Input data =>
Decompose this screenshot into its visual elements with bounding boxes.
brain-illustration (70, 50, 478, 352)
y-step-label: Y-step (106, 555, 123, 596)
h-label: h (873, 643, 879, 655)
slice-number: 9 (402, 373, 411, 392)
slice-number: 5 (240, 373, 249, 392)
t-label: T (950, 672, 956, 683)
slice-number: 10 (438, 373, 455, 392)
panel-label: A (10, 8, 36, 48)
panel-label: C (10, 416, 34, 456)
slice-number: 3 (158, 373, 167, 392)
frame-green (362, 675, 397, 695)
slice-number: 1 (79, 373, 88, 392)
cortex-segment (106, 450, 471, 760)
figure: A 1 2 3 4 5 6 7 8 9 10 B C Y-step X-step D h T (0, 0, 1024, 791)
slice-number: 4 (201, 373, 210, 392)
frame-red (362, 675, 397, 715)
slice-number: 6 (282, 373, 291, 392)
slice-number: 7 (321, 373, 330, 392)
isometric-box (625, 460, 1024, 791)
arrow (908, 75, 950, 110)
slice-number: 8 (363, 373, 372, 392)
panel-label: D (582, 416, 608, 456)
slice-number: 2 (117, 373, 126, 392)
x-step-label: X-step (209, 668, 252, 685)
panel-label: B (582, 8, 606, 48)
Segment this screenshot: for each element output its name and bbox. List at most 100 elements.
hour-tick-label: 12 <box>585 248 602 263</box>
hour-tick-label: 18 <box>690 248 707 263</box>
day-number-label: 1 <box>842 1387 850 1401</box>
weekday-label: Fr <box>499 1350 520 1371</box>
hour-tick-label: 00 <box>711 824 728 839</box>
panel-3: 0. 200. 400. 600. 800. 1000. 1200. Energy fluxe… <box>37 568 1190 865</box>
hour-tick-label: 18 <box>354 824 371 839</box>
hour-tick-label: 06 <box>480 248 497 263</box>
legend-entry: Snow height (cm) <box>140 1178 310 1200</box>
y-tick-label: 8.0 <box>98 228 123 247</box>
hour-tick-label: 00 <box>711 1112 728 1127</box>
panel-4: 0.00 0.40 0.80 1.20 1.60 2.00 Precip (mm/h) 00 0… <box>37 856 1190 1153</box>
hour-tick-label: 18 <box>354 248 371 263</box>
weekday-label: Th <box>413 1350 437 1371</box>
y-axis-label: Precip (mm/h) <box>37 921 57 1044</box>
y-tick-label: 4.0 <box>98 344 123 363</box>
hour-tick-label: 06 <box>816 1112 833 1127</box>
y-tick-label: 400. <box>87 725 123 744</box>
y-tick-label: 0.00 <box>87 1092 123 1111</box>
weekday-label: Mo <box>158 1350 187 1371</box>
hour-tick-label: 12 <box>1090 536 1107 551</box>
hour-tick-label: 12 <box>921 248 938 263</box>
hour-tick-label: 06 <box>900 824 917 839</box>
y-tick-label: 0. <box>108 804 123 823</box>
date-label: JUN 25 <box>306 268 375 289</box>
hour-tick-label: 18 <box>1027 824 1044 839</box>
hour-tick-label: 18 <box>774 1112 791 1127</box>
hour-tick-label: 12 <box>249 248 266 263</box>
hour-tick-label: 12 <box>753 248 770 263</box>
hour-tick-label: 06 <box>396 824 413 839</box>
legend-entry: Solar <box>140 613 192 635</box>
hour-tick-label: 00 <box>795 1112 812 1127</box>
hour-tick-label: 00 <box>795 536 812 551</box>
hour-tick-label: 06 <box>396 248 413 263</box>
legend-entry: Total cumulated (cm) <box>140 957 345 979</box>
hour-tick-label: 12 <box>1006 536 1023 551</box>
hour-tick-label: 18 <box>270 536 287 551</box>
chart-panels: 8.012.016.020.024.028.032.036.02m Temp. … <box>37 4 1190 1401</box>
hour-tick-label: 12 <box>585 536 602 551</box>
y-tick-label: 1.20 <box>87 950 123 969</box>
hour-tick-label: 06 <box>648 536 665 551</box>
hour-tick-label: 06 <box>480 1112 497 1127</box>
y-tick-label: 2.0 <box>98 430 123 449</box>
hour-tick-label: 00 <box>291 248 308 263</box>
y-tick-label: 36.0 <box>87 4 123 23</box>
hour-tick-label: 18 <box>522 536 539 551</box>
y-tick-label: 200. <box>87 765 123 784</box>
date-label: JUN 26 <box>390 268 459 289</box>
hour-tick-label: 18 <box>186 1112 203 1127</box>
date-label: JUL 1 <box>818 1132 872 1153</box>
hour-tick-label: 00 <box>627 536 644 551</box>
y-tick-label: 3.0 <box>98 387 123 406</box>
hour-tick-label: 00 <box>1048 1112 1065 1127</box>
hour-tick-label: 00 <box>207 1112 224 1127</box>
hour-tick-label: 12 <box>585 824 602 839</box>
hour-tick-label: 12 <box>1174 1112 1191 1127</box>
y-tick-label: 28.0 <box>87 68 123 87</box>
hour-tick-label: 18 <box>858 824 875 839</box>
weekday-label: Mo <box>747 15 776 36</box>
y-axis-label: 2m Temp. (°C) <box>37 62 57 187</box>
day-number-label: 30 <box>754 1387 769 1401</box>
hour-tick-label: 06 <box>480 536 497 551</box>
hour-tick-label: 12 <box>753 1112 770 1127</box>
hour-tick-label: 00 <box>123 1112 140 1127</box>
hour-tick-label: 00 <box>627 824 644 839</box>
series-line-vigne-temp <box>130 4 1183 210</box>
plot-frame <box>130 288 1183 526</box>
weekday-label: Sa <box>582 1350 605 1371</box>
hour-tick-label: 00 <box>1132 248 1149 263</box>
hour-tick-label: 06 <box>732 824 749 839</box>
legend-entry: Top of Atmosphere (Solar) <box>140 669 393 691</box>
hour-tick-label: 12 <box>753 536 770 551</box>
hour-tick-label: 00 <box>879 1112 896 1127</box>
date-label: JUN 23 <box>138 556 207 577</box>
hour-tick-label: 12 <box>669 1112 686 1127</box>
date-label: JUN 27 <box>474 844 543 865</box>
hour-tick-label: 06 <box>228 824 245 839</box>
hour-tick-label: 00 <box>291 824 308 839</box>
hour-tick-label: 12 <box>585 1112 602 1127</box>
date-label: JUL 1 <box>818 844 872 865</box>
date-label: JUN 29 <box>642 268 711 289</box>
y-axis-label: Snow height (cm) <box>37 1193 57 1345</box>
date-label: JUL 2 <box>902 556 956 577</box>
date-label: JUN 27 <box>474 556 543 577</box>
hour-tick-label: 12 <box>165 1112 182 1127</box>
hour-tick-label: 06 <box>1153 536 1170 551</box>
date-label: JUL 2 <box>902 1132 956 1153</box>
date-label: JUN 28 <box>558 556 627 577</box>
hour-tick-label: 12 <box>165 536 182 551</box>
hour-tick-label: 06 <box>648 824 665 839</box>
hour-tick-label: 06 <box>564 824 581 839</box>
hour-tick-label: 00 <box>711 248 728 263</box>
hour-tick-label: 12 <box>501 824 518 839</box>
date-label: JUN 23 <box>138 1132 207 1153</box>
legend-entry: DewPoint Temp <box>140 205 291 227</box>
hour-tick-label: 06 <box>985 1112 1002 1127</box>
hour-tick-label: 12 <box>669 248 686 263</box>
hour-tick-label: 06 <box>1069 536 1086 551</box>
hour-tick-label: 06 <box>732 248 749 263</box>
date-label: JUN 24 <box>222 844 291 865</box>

Problem statement => Copy every row above word for word, with no changes.

Written reply =>
Decompose this screenshot into its visual elements with bounding boxes.
brain-illustration (70, 50, 478, 352)
y-step-label: Y-step (106, 555, 123, 596)
h-label: h (873, 643, 879, 655)
slice-number: 9 (402, 373, 411, 392)
slice-number: 5 (240, 373, 249, 392)
t-label: T (950, 672, 956, 683)
slice-number: 10 (438, 373, 455, 392)
panel-label: A (10, 8, 36, 48)
panel-label: C (10, 416, 34, 456)
slice-number: 3 (158, 373, 167, 392)
frame-green (362, 675, 397, 695)
slice-number: 1 (79, 373, 88, 392)
cortex-segment (106, 450, 471, 760)
figure: A 1 2 3 4 5 6 7 8 9 10 B C Y-step X-step D h T (0, 0, 1024, 791)
slice-number: 4 (201, 373, 210, 392)
frame-red (362, 675, 397, 715)
slice-number: 6 (282, 373, 291, 392)
slice-number: 7 (321, 373, 330, 392)
isometric-box (625, 460, 1024, 791)
arrow (908, 75, 950, 110)
slice-number: 8 (363, 373, 372, 392)
panel-label: D (582, 416, 608, 456)
slice-number: 2 (117, 373, 126, 392)
x-step-label: X-step (209, 668, 252, 685)
panel-label: B (582, 8, 606, 48)
Segment this screenshot: for each element output its name and bbox. List at most 100 elements.
hour-tick-label: 12 <box>585 248 602 263</box>
hour-tick-label: 18 <box>690 248 707 263</box>
day-number-label: 1 <box>842 1387 850 1401</box>
weekday-label: Fr <box>499 1350 520 1371</box>
hour-tick-label: 00 <box>711 824 728 839</box>
panel-3: 0. 200. 400. 600. 800. 1000. 1200. Energy fluxe… <box>37 568 1190 865</box>
hour-tick-label: 18 <box>354 824 371 839</box>
hour-tick-label: 06 <box>480 248 497 263</box>
legend-entry: Snow height (cm) <box>140 1178 310 1200</box>
y-tick-label: 8.0 <box>98 228 123 247</box>
hour-tick-label: 00 <box>711 1112 728 1127</box>
panel-4: 0.00 0.40 0.80 1.20 1.60 2.00 Precip (mm/h) 00 0… <box>37 856 1190 1153</box>
hour-tick-label: 18 <box>354 248 371 263</box>
weekday-label: Th <box>413 1350 437 1371</box>
y-axis-label: Precip (mm/h) <box>37 921 57 1044</box>
y-tick-label: 4.0 <box>98 344 123 363</box>
hour-tick-label: 06 <box>816 1112 833 1127</box>
y-tick-label: 400. <box>87 725 123 744</box>
y-tick-label: 0.00 <box>87 1092 123 1111</box>
weekday-label: Mo <box>158 1350 187 1371</box>
hour-tick-label: 12 <box>1090 536 1107 551</box>
hour-tick-label: 12 <box>921 248 938 263</box>
hour-tick-label: 06 <box>900 824 917 839</box>
y-tick-label: 0. <box>108 804 123 823</box>
date-label: JUN 25 <box>306 268 375 289</box>
hour-tick-label: 18 <box>1027 824 1044 839</box>
hour-tick-label: 18 <box>774 1112 791 1127</box>
hour-tick-label: 12 <box>249 248 266 263</box>
hour-tick-label: 12 <box>753 248 770 263</box>
hour-tick-label: 06 <box>396 824 413 839</box>
legend-entry: Solar <box>140 613 192 635</box>
hour-tick-label: 00 <box>795 1112 812 1127</box>
hour-tick-label: 00 <box>795 536 812 551</box>
hour-tick-label: 06 <box>396 248 413 263</box>
legend-entry: Total cumulated (cm) <box>140 957 345 979</box>
hour-tick-label: 12 <box>1006 536 1023 551</box>
hour-tick-label: 18 <box>270 536 287 551</box>
chart-panels: 8.012.016.020.024.028.032.036.02m Temp. … <box>37 4 1190 1401</box>
hour-tick-label: 12 <box>585 536 602 551</box>
y-tick-label: 1.20 <box>87 950 123 969</box>
hour-tick-label: 06 <box>648 536 665 551</box>
hour-tick-label: 06 <box>480 1112 497 1127</box>
y-tick-label: 2.0 <box>98 430 123 449</box>
hour-tick-label: 00 <box>291 248 308 263</box>
y-tick-label: 36.0 <box>87 4 123 23</box>
hour-tick-label: 18 <box>522 536 539 551</box>
y-tick-label: 200. <box>87 765 123 784</box>
date-label: JUN 26 <box>390 268 459 289</box>
hour-tick-label: 18 <box>186 1112 203 1127</box>
date-label: JUL 1 <box>818 1132 872 1153</box>
hour-tick-label: 00 <box>627 536 644 551</box>
y-tick-label: 3.0 <box>98 387 123 406</box>
hour-tick-label: 00 <box>1048 1112 1065 1127</box>
hour-tick-label: 00 <box>207 1112 224 1127</box>
hour-tick-label: 12 <box>585 824 602 839</box>
hour-tick-label: 12 <box>1174 1112 1191 1127</box>
y-tick-label: 28.0 <box>87 68 123 87</box>
hour-tick-label: 18 <box>858 824 875 839</box>
weekday-label: Mo <box>747 15 776 36</box>
y-axis-label: 2m Temp. (°C) <box>37 62 57 187</box>
day-number-label: 30 <box>754 1387 769 1401</box>
hour-tick-label: 06 <box>480 536 497 551</box>
hour-tick-label: 12 <box>753 1112 770 1127</box>
hour-tick-label: 00 <box>123 1112 140 1127</box>
hour-tick-label: 00 <box>627 824 644 839</box>
series-line-vigne-temp <box>130 4 1183 210</box>
plot-frame <box>130 288 1183 526</box>
weekday-label: Sa <box>582 1350 605 1371</box>
hour-tick-label: 00 <box>1132 248 1149 263</box>
hour-tick-label: 06 <box>732 824 749 839</box>
legend-entry: Top of Atmosphere (Solar) <box>140 669 393 691</box>
hour-tick-label: 12 <box>753 536 770 551</box>
hour-tick-label: 00 <box>879 1112 896 1127</box>
date-label: JUN 23 <box>138 556 207 577</box>
hour-tick-label: 12 <box>669 1112 686 1127</box>
date-label: JUN 27 <box>474 844 543 865</box>
hour-tick-label: 06 <box>228 824 245 839</box>
hour-tick-label: 00 <box>291 824 308 839</box>
hour-tick-label: 12 <box>585 1112 602 1127</box>
date-label: JUL 1 <box>818 844 872 865</box>
date-label: JUN 29 <box>642 268 711 289</box>
y-axis-label: Snow height (cm) <box>37 1193 57 1345</box>
date-label: JUL 2 <box>902 556 956 577</box>
date-label: JUN 27 <box>474 556 543 577</box>
hour-tick-label: 12 <box>165 1112 182 1127</box>
hour-tick-label: 06 <box>1153 536 1170 551</box>
date-label: JUL 2 <box>902 1132 956 1153</box>
date-label: JUN 28 <box>558 556 627 577</box>
hour-tick-label: 12 <box>165 536 182 551</box>
hour-tick-label: 06 <box>648 824 665 839</box>
hour-tick-label: 06 <box>564 824 581 839</box>
hour-tick-label: 00 <box>711 248 728 263</box>
hour-tick-label: 12 <box>501 824 518 839</box>
date-label: JUN 23 <box>138 1132 207 1153</box>
legend-entry: DewPoint Temp <box>140 205 291 227</box>
hour-tick-label: 06 <box>985 1112 1002 1127</box>
hour-tick-label: 12 <box>669 248 686 263</box>
hour-tick-label: 06 <box>1069 536 1086 551</box>
hour-tick-label: 06 <box>732 248 749 263</box>
date-label: JUN 24 <box>222 844 291 865</box>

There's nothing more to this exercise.